• _YOUR TASK_: Repeat, without any change, the entries presented below.

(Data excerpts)
-.-.-

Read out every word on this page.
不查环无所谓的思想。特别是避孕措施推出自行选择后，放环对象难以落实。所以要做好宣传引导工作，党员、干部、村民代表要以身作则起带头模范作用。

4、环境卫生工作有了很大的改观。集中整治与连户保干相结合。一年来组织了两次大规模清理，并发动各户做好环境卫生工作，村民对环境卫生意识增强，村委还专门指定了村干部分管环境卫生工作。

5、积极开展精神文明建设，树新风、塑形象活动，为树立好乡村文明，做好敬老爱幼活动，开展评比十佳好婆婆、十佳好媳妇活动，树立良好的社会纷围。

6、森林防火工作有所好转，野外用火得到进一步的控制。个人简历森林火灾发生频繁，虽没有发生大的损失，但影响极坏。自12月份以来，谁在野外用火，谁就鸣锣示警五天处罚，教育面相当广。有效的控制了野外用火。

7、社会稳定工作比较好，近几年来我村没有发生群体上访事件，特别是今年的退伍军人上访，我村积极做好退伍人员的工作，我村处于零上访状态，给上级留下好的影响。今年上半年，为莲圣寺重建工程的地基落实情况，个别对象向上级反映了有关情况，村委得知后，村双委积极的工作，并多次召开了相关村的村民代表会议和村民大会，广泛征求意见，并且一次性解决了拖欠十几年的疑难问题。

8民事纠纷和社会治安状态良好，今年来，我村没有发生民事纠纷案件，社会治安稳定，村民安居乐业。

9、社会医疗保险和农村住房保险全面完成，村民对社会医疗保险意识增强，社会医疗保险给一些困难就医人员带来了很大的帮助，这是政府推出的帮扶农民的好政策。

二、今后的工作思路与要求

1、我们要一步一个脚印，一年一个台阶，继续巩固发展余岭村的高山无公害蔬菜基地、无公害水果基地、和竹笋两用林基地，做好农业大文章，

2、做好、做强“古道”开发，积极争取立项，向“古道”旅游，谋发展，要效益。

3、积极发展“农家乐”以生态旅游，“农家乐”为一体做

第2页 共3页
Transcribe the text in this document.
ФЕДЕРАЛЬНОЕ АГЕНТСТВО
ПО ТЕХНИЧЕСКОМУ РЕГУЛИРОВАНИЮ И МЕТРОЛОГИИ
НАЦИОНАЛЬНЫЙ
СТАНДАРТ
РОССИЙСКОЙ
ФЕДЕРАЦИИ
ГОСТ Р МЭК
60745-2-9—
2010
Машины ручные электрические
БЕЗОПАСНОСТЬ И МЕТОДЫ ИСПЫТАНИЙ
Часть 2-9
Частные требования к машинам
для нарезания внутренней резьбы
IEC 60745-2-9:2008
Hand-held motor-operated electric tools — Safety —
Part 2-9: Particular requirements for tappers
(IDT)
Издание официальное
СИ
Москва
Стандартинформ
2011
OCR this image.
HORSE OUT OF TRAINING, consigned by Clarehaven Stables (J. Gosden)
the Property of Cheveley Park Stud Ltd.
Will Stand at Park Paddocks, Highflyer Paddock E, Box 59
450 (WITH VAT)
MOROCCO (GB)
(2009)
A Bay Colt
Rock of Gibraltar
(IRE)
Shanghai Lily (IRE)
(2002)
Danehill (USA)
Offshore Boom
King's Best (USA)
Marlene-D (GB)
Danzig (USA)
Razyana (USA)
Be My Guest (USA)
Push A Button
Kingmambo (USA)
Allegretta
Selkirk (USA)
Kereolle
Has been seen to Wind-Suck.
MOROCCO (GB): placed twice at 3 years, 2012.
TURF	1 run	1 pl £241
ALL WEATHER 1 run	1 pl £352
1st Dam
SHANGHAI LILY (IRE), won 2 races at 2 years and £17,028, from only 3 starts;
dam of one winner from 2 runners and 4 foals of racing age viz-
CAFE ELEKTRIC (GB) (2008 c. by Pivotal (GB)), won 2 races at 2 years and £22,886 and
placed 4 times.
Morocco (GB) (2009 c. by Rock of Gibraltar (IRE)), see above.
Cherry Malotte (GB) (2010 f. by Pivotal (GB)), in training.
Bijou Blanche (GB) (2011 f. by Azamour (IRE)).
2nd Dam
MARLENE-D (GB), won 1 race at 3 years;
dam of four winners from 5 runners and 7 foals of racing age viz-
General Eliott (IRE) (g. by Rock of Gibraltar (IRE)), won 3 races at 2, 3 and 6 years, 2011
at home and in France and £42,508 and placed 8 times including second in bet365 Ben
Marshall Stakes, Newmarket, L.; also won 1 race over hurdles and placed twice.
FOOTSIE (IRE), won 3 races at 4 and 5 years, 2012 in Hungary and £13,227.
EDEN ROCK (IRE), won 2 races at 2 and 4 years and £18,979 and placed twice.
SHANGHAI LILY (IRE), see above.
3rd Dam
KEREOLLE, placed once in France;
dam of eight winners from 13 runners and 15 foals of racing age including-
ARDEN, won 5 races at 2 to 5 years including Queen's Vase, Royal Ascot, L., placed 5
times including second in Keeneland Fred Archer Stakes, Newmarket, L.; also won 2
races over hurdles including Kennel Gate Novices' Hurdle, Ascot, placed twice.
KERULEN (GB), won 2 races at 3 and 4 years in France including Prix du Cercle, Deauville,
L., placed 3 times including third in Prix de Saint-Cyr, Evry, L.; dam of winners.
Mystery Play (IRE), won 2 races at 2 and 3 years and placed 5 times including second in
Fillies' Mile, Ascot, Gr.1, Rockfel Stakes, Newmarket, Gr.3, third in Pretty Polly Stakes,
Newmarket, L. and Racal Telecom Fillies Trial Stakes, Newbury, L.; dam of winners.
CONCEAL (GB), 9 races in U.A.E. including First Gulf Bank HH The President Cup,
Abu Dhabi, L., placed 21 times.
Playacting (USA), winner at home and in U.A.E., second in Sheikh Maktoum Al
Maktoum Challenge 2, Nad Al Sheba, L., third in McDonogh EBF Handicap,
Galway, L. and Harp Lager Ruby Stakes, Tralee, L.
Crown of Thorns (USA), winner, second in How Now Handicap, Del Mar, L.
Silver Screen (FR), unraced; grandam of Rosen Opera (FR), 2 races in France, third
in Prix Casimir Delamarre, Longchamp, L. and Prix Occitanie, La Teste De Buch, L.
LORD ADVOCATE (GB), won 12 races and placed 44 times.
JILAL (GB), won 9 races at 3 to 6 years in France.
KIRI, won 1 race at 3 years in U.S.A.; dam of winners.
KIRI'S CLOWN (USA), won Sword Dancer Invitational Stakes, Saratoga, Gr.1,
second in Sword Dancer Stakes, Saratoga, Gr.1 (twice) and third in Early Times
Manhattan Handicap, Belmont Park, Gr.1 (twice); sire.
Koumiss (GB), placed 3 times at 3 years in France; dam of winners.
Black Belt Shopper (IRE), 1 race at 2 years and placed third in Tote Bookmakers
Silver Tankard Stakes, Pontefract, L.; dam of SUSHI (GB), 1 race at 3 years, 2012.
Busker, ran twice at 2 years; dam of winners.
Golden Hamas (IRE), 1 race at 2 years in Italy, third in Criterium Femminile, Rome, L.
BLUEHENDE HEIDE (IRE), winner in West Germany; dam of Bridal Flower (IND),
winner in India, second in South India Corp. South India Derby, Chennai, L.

-.-.-

• _ANSWER TO THIS PROBLEM_:
Read out every word on this page.
不查环无所谓的思想。特别是避孕措施推出自行选择后，放环对象难以落实。所以要做好宣传引导工作，党员、干部、村民代表要以身作则起带头模范作用。

4、环境卫生工作有了很大的改观。集中整治与连户保干相结合。一年来组织了两次大规模清理，并发动各户做好环境卫生工作，村民对环境卫生意识增强，村委还专门指定了村干部分管环境卫生工作。

5、积极开展精神文明建设，树新风、塑形象活动，为树立好乡村文明，做好敬老爱幼活动，开展评比十佳好婆婆、十佳好媳妇活动，树立良好的社会纷围。

6、森林防火工作有所好转，野外用火得到进一步的控制。个人简历森林火灾发生频繁，虽没有发生大的损失，但影响极坏。自12月份以来，谁在野外用火，谁就鸣锣示警五天处罚，教育面相当广。有效的控制了野外用火。

7、社会稳定工作比较好，近几年来我村没有发生群体上访事件，特别是今年的退伍军人上访，我村积极做好退伍人员的工作，我村处于零上访状态，给上级留下好的影响。今年上半年，为莲圣寺重建工程的地基落实情况，个别对象向上级反映了有关情况，村委得知后，村双委积极的工作，并多次召开了相关村的村民代表会议和村民大会，广泛征求意见，并且一次性解决了拖欠十几年的疑难问题。

8民事纠纷和社会治安状态良好，今年来，我村没有发生民事纠纷案件，社会治安稳定，村民安居乐业。

9、社会医疗保险和农村住房保险全面完成，村民对社会医疗保险意识增强，社会医疗保险给一些困难就医人员带来了很大的帮助，这是政府推出的帮扶农民的好政策。

二、今后的工作思路与要求

1、我们要一步一个脚印，一年一个台阶，继续巩固发展余岭村的高山无公害蔬菜基地、无公害水果基地、和竹笋两用林基地，做好农业大文章，

2、做好、做强“古道”开发，积极争取立项，向“古道”旅游，谋发展，要效益。

3、积极发展“农家乐”以生态旅游，“农家乐”为一体做

第2页 共3页
Transcribe the text in this document.
ФЕДЕРАЛЬНОЕ АГЕНТСТВО
ПО ТЕХНИЧЕСКОМУ РЕГУЛИРОВАНИЮ И МЕТРОЛОГИИ
НАЦИОНАЛЬНЫЙ
СТАНДАРТ
РОССИЙСКОЙ
ФЕДЕРАЦИИ
ГОСТ Р МЭК
60745-2-9—
2010
Машины ручные электрические
БЕЗОПАСНОСТЬ И МЕТОДЫ ИСПЫТАНИЙ
Часть 2-9
Частные требования к машинам
для нарезания внутренней резьбы
IEC 60745-2-9:2008
Hand-held motor-operated electric tools — Safety —
Part 2-9: Particular requirements for tappers
(IDT)
Издание официальное
СИ
Москва
Стандартинформ
2011
OCR this image.
HORSE OUT OF TRAINING, consigned by Clarehaven Stables (J. Gosden)
the Property of Cheveley Park Stud Ltd.
Will Stand at Park Paddocks, Highflyer Paddock E, Box 59
450 (WITH VAT)
MOROCCO (GB)
(2009)
A Bay Colt
Rock of Gibraltar
(IRE)
Shanghai Lily (IRE)
(2002)
Danehill (USA)
Offshore Boom
King's Best (USA)
Marlene-D (GB)
Danzig (USA)
Razyana (USA)
Be My Guest (USA)
Push A Button
Kingmambo (USA)
Allegretta
Selkirk (USA)
Kereolle
Has been seen to Wind-Suck.
MOROCCO (GB): placed twice at 3 years, 2012.
TURF	1 run	1 pl £241
ALL WEATHER 1 run	1 pl £352
1st Dam
SHANGHAI LILY (IRE), won 2 races at 2 years and £17,028, from only 3 starts;
dam of one winner from 2 runners and 4 foals of racing age viz-
CAFE ELEKTRIC (GB) (2008 c. by Pivotal (GB)), won 2 races at 2 years and £22,886 and
placed 4 times.
Morocco (GB) (2009 c. by Rock of Gibraltar (IRE)), see above.
Cherry Malotte (GB) (2010 f. by Pivotal (GB)), in training.
Bijou Blanche (GB) (2011 f. by Azamour (IRE)).
2nd Dam
MARLENE-D (GB), won 1 race at 3 years;
dam of four winners from 5 runners and 7 foals of racing age viz-
General Eliott (IRE) (g. by Rock of Gibraltar (IRE)), won 3 races at 2, 3 and 6 years, 2011
at home and in France and £42,508 and placed 8 times including second in bet365 Ben
Marshall Stakes, Newmarket, L.; also won 1 race over hurdles and placed twice.
FOOTSIE (IRE), won 3 races at 4 and 5 years, 2012 in Hungary and £13,227.
EDEN ROCK (IRE), won 2 races at 2 and 4 years and £18,979 and placed twice.
SHANGHAI LILY (IRE), see above.
3rd Dam
KEREOLLE, placed once in France;
dam of eight winners from 13 runners and 15 foals of racing age including-
ARDEN, won 5 races at 2 to 5 years including Queen's Vase, Royal Ascot, L., placed 5
times including second in Keeneland Fred Archer Stakes, Newmarket, L.; also won 2
races over hurdles including Kennel Gate Novices' Hurdle, Ascot, placed twice.
KERULEN (GB), won 2 races at 3 and 4 years in France including Prix du Cercle, Deauville,
L., placed 3 times including third in Prix de Saint-Cyr, Evry, L.; dam of winners.
Mystery Play (IRE), won 2 races at 2 and 3 years and placed 5 times including second in
Fillies' Mile, Ascot, Gr.1, Rockfel Stakes, Newmarket, Gr.3, third in Pretty Polly Stakes,
Newmarket, L. and Racal Telecom Fillies Trial Stakes, Newbury, L.; dam of winners.
CONCEAL (GB), 9 races in U.A.E. including First Gulf Bank HH The President Cup,
Abu Dhabi, L., placed 21 times.
Playacting (USA), winner at home and in U.A.E., second in Sheikh Maktoum Al
Maktoum Challenge 2, Nad Al Sheba, L., third in McDonogh EBF Handicap,
Galway, L. and Harp Lager Ruby Stakes, Tralee, L.
Crown of Thorns (USA), winner, second in How Now Handicap, Del Mar, L.
Silver Screen (FR), unraced; grandam of Rosen Opera (FR), 2 races in France, third
in Prix Casimir Delamarre, Longchamp, L. and Prix Occitanie, La Teste De Buch, L.
LORD ADVOCATE (GB), won 12 races and placed 44 times.
JILAL (GB), won 9 races at 3 to 6 years in France.
KIRI, won 1 race at 3 years in U.S.A.; dam of winners.
KIRI'S CLOWN (USA), won Sword Dancer Invitational Stakes, Saratoga, Gr.1,
second in Sword Dancer Stakes, Saratoga, Gr.1 (twice) and third in Early Times
Manhattan Handicap, Belmont Park, Gr.1 (twice); sire.
Koumiss (GB), placed 3 times at 3 years in France; dam of winners.
Black Belt Shopper (IRE), 1 race at 2 years and placed third in Tote Bookmakers
Silver Tankard Stakes, Pontefract, L.; dam of SUSHI (GB), 1 race at 3 years, 2012.
Busker, ran twice at 2 years; dam of winners.
Golden Hamas (IRE), 1 race at 2 years in Italy, third in Criterium Femminile, Rome, L.
BLUEHENDE HEIDE (IRE), winner in West Germany; dam of Bridal Flower (IND),
winner in India, second in South India Corp. South India Derby, Chennai, L.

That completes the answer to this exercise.